Written problem:
Answer these from the email below, one answer a line, numbered to match:
1. On what date was the email sent?
2. According to the lines signed John K Clark, what sets the election date?
3. Which state's ballot was disputed in the Supreme Court case of 2000?

-- Begin Excerpt --

[ExI] White House does not rule out the possibility of delaying the election
William Flynn Wallace
foozler83 at gmail.com
Wed May 13 16:47:39 UTC 2020
Remind us please why gun shops should be closed as non-essential
businesses?
spike
"*Hey! You gotta open up. It is essential that I have a gun. I have a
bank to rob." When more people are at home I 'd say that the need for guns
is less than usual. bill w*
On Wed, May 13, 2020 at 10:58 AM spike jones via extropy-chat <
extropy-chat at lists.extropy.org> wrote:
>
>
>
>
> *From:* extropy-chat <extropy-chat-bounces at lists.extropy.org> *On *
> *Subject:* Re: [ExI] White House does not rule out the possibility of
> delaying the election
>
>
>
> On Wed, May 13, 2020 at 10:08 AM spike jones via extropy-chat <
> extropy-chat at lists.extropy.org> wrote:
>
>
>
>
>
> *> **Trump’s son in law isn’t in charge of that, state governments are. *
>
> * Aren’t you glad we have a constitution? *
>
>
>
> >…That election date is set by the US Constitution not by state
> constitutions. And Spike, I know you're not concerned because you believe
> violating the US Constitution is as impossible as violating the Second Law
> Of Thermodynamics, but those of us that still remain on planet earth think
> that maybe just maybe that might not be entirely true.
>
>
>
> John K Clark
>
>
>
>
>
> John, you may recall the Supreme Court case of 2000. The Florida ballot
> was disputed, and Florida was the tipping point state.
>
>
>
> The one feller whose name I cannot recall beat the other feller whose name
> I cannot recall by a razor thin margin, there were irregularities in the
> way the votes were counted by the county officials (the dented chads and
> hanging chads debtes) and so on, so the case ended up in the SCOTUS.

-- End Excerpt --
-- Begin Information provided --

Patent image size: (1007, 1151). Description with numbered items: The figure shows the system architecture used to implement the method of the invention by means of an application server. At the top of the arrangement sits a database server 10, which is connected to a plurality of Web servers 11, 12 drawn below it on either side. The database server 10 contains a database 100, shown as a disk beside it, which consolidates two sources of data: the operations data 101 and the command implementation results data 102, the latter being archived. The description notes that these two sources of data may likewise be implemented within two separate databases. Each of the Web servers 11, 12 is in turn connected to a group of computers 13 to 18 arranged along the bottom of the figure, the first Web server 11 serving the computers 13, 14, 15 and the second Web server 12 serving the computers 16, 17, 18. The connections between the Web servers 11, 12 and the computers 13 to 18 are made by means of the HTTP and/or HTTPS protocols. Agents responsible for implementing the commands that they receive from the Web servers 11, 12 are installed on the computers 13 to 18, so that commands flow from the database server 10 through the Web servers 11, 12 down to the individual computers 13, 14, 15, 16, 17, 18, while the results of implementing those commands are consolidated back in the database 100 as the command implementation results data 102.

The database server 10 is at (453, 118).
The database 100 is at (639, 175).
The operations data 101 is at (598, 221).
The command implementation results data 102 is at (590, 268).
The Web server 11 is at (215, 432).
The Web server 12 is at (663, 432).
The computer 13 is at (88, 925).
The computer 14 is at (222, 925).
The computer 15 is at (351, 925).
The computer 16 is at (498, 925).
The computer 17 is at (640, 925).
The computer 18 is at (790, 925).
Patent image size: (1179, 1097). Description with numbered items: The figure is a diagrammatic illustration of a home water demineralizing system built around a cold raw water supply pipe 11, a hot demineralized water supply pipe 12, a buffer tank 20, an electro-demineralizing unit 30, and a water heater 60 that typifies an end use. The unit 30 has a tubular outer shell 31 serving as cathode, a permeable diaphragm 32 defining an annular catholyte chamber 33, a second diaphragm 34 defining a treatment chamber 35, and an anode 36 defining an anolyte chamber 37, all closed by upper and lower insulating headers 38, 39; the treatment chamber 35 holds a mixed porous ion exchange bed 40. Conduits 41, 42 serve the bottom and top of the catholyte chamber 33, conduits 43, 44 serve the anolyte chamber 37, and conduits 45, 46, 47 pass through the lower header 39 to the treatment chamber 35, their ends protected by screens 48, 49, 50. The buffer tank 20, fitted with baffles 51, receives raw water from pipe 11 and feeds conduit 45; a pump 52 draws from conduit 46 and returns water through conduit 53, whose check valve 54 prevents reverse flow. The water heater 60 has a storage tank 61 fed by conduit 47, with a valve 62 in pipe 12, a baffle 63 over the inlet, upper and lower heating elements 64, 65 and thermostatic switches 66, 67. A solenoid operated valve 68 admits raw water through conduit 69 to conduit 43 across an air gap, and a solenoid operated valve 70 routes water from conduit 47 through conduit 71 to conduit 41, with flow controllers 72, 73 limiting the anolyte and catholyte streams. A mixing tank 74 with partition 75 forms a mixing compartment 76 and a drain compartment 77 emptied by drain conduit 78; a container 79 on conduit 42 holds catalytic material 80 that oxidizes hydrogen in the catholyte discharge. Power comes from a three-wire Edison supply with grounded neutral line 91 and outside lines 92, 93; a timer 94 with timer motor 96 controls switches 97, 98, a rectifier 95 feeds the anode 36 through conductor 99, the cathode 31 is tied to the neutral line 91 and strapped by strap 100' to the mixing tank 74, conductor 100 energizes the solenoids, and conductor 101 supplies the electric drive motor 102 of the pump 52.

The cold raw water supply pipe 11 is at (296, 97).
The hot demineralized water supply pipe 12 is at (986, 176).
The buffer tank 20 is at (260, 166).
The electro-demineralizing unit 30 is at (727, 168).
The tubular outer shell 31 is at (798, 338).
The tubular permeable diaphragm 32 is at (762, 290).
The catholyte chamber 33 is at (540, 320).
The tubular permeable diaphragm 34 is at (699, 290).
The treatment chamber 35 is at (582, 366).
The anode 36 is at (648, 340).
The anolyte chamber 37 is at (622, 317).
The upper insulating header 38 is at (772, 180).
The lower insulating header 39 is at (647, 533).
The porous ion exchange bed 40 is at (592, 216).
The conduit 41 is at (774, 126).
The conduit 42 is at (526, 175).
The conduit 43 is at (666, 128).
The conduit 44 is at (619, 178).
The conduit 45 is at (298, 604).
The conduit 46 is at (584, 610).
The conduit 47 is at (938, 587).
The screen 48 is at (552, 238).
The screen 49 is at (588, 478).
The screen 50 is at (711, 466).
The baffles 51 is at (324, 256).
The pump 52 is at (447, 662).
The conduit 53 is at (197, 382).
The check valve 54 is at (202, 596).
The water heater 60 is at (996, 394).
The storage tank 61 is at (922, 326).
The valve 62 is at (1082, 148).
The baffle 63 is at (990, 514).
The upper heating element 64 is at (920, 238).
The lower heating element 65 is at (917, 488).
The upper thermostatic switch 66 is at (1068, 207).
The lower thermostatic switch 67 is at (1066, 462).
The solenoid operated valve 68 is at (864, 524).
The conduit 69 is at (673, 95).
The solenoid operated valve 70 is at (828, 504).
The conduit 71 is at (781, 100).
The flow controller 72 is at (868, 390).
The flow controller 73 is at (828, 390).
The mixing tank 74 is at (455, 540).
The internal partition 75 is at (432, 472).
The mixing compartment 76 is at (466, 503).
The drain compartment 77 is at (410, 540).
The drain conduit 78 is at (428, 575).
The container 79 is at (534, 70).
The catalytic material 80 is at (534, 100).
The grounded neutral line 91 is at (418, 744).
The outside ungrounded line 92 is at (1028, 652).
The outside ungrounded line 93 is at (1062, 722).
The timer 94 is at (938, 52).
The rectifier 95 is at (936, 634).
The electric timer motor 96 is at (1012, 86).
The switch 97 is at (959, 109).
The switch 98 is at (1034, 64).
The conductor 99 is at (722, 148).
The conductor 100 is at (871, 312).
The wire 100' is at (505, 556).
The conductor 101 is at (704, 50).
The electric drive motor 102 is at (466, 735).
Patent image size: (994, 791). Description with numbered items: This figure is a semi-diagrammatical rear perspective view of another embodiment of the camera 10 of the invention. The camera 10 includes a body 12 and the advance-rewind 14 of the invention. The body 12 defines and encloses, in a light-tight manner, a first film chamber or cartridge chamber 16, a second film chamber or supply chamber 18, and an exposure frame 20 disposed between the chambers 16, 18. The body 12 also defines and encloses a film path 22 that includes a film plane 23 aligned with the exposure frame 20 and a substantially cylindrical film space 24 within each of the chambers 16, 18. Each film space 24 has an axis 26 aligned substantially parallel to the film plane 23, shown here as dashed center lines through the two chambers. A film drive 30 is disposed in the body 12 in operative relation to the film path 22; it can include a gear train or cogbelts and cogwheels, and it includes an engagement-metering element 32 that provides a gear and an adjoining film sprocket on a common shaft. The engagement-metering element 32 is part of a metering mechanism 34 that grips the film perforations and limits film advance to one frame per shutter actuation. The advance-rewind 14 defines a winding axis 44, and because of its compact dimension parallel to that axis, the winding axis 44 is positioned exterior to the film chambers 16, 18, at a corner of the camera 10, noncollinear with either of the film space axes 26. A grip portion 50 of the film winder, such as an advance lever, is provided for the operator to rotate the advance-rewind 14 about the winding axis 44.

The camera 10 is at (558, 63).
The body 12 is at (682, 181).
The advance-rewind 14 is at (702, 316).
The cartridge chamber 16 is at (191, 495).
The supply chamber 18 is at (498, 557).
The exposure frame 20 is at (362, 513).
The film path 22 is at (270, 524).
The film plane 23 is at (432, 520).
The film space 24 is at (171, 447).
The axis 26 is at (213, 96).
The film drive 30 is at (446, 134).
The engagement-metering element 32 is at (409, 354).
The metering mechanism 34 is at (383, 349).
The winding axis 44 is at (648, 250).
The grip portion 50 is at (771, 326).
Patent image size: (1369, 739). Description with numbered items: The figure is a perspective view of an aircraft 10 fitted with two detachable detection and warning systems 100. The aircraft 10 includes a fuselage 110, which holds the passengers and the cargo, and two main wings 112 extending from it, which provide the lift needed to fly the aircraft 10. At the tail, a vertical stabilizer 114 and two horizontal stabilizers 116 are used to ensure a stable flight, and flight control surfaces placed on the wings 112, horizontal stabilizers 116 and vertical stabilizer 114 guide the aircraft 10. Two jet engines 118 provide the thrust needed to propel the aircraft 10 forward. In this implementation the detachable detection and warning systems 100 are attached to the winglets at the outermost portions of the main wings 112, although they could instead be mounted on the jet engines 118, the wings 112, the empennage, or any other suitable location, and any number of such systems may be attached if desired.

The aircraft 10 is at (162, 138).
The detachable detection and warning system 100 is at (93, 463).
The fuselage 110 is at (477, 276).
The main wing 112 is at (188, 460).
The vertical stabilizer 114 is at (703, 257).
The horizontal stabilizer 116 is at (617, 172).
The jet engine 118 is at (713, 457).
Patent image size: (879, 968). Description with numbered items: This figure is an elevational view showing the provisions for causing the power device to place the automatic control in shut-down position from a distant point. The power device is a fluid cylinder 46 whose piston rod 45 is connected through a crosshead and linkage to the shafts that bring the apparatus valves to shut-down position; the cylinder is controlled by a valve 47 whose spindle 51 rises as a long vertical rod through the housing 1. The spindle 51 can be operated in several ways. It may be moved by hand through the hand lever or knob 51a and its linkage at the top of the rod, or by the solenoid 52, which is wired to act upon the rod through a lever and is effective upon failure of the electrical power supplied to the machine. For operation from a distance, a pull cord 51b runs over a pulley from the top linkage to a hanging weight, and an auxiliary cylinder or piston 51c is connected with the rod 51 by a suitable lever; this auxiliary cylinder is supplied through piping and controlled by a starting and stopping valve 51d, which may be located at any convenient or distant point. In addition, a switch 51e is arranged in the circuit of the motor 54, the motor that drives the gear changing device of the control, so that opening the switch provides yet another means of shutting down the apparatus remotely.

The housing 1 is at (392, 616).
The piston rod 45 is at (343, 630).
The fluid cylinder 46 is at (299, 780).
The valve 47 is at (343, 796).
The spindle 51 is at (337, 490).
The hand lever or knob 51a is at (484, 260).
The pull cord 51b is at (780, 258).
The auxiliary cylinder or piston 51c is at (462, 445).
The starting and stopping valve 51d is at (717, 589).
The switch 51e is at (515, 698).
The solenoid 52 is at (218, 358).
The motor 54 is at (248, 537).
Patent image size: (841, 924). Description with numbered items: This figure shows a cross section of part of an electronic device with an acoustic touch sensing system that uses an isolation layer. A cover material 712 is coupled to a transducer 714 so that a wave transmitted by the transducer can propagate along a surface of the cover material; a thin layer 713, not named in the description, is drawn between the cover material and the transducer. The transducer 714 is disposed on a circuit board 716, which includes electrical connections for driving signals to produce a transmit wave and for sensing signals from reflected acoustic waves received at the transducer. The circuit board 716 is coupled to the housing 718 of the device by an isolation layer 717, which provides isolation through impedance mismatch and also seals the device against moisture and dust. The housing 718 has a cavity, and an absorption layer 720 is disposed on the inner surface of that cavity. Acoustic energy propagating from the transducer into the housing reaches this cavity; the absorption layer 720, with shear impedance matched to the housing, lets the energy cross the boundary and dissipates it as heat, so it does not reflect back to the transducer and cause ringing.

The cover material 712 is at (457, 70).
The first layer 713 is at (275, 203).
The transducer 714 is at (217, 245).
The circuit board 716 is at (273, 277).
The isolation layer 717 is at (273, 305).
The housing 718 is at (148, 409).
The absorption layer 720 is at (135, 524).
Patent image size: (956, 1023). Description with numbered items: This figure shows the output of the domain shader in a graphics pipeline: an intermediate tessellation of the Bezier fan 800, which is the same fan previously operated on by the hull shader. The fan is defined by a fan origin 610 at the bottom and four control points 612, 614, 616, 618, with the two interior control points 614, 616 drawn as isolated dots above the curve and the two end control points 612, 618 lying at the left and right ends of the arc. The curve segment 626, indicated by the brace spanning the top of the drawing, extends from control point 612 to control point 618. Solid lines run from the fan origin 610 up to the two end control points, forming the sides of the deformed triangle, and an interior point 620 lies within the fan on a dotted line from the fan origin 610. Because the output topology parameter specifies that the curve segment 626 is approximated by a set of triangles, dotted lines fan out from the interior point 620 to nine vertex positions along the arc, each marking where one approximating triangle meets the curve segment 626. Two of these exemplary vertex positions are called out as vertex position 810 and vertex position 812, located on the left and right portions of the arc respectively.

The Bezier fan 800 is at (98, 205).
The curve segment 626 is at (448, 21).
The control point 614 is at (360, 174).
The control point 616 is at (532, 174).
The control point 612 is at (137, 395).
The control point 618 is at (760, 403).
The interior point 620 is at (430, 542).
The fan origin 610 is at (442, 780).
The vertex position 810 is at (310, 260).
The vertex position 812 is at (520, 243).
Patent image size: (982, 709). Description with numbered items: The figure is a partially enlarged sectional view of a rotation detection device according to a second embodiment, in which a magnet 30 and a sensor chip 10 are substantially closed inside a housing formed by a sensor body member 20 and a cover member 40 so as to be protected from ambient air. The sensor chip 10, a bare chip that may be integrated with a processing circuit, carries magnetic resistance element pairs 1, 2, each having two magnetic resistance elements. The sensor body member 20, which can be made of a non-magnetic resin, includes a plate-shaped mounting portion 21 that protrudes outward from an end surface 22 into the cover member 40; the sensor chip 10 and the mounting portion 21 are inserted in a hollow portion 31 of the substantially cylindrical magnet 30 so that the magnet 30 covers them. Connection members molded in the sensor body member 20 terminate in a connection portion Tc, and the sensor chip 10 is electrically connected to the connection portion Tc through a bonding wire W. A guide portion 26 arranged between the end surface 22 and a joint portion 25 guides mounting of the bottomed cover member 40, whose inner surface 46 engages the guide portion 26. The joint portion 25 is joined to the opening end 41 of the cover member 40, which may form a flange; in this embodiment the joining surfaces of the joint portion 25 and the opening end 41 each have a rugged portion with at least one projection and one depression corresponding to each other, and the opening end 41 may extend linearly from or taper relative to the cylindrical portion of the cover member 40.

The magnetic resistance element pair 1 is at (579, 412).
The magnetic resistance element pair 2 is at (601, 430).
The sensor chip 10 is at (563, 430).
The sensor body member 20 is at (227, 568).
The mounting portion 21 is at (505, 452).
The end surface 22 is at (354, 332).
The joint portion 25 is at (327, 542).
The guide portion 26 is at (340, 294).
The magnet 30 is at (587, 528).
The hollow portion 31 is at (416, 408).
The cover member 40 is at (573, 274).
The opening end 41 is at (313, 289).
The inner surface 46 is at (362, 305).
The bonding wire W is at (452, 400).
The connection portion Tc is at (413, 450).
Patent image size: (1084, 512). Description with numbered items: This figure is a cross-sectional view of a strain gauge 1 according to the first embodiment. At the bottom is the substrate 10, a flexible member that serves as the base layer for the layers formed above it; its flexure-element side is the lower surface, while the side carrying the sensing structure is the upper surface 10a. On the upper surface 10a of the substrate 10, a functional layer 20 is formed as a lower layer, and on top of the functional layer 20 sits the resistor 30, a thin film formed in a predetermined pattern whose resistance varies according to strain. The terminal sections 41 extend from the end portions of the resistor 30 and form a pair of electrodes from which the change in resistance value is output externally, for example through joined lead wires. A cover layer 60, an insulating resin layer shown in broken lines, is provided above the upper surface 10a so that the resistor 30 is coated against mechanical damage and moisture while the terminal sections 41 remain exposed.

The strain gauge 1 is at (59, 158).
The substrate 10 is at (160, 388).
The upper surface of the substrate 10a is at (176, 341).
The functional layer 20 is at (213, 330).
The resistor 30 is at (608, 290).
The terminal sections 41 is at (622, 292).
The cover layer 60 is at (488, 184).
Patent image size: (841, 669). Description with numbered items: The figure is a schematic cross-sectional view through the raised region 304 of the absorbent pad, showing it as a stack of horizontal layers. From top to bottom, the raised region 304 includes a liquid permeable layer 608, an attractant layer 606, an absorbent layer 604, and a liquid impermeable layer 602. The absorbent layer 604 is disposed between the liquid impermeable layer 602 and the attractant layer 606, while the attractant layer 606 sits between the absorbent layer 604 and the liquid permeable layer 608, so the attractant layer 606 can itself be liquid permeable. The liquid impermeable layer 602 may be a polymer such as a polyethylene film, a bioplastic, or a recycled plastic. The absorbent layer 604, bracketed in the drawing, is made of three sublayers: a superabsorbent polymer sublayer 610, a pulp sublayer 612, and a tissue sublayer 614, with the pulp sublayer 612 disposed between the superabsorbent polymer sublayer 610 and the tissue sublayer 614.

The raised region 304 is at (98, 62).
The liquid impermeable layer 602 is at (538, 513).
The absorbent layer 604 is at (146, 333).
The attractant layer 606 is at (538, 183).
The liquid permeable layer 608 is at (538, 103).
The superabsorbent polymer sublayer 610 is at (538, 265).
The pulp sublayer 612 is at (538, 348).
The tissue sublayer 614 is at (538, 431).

-- End Information provided --

Final answer:
1. Wednesday, May 13, 2020
2. The US Constitution, not state constitutions
3. Florida